• Texte source
━━━━━━━━━━━━━━━━━━━━━━━━━━━━━━

Aussitôt il se livre à diverses actions de guérilla : sabotage des télégraphes, attaques, train, et surtout une embuscade contre un convoi d'armes qui lui permet de s'emparer de 42 fusils.

Le , il est capturé par une troupe libérale lancée à sa poursuite et conduit à la mairie d'Aramaio avant son transfert en prison. Il parvient une seconde fois à s'évader en sautant du balcon, trouvant refuge dans la rivière toute proche. Secouru par des paysans des alentours, ceux-ci le conduisent en sécurité à l'abri de la grotte d'Izizpe (Araba) avant de l'exfiltrer en Pays basque Nord[5].

Dès lors, sa tête est mise en prix, mort ou vif par la Députation du Gipuzkoa. Loin de se décourager, Santa-Cruz repasse la frontière cette fois à la tête de 50 hommes, et mène une guérilla de plus en plus violente : embuscades, raids sur des dépôts, exécutions d'espions ou d'informateurs se multiplient.

Si sa popularité au sein de la population basque croît à mesure que le gouvernement augmente les effectifs lancés en vain à sa poursuite, il commence à faire l'objet d'une campagne de presse le dépeignant comme un fanatique sanguinaire.

━━━━━━━━━━━━━━━━━━━━━━━━━━━━━━

• Données brutes
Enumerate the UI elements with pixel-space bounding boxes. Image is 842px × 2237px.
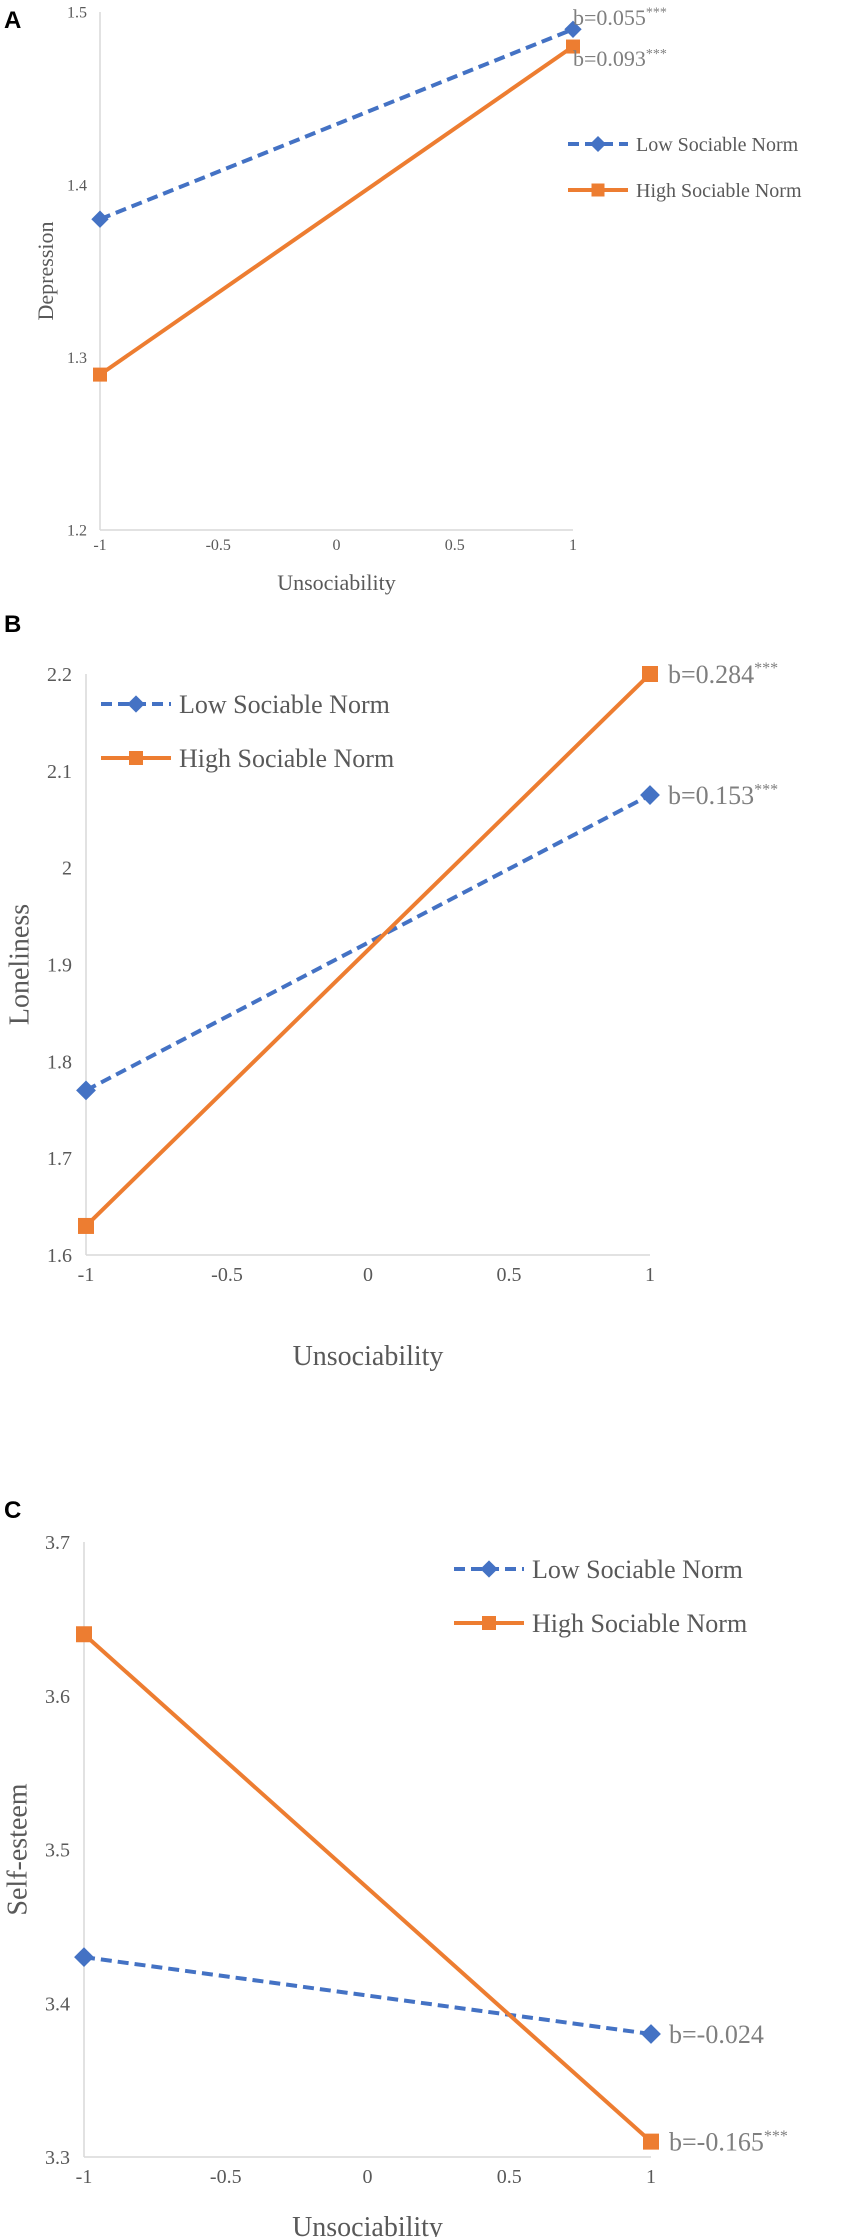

━━━━━━━━━━━━━━━━━━━━━━━━━━━━━━

• Consigne
Les affirmations suivantes sont-elles conformes au texte sur Santa-Cruz ? Répondez par oui ou par non pour chacune, en citant mot pour mot les termes du texte qui permettent de trancher.
1. Une embuscade contre un convoi d'armes permet à Santa-Cruz de s'emparer de 42 fusils.
2. Santa-Cruz repasse la frontière à la tête de 100 hommes.
3. La Députation du Gipuzkoa met sa tête à prix, mort ou vif.

• Réponse attendue
1. Oui : « une embuscade contre un convoi d'armes qui lui permet de s'emparer de 42 fusils ».
2. Non : « Santa-Cruz repasse la frontière cette fois à la tête de 50 hommes ».
3. Oui : « sa tête est mise en prix, mort ou vif par la Députation du Gipuzkoa ».